OBJECTIVE: From the entries that follow, list every line in which the string "truth" appears.

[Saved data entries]
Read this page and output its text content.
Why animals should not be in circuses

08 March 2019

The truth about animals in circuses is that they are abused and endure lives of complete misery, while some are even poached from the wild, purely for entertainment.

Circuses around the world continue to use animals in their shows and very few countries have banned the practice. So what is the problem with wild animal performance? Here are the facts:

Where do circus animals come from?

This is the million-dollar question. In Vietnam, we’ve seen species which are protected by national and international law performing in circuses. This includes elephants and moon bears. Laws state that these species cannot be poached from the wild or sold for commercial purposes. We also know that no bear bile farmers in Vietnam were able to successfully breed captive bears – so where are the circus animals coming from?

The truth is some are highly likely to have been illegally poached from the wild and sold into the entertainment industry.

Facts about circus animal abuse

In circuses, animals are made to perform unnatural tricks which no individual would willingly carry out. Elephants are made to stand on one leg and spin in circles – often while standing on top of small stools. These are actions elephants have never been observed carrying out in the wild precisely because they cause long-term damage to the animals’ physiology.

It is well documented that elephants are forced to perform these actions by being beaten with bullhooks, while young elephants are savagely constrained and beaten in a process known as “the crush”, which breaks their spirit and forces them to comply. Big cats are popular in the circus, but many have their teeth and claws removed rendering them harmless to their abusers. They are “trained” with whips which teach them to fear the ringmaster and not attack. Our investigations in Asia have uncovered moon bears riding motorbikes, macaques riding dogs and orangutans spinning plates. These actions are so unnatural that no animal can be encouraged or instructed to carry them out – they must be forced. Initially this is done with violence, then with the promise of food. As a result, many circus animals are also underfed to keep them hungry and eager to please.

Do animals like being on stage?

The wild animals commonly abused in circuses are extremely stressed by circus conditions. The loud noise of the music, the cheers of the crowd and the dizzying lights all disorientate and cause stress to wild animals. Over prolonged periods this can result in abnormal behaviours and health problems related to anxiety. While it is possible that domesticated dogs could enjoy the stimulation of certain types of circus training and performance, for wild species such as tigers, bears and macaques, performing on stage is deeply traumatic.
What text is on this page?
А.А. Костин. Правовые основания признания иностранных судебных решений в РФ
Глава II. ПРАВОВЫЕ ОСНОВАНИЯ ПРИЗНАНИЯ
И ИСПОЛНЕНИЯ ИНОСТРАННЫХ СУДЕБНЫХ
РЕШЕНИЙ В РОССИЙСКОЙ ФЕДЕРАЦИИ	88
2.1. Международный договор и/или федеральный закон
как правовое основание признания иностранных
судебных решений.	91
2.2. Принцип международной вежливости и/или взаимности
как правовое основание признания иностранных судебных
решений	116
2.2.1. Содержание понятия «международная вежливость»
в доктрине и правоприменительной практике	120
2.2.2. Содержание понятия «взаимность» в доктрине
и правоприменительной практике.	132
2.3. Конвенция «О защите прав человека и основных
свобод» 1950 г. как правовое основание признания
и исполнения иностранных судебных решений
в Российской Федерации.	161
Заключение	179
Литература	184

OUTPUT FOR THIS TASK:
The truth about animals in circuses is that they are abused and endure lives of complete misery, while some are even poached from the wild, purely for entertainment.
The truth is some are highly likely to have been illegally poached from the wild and sold into the entertainment industry.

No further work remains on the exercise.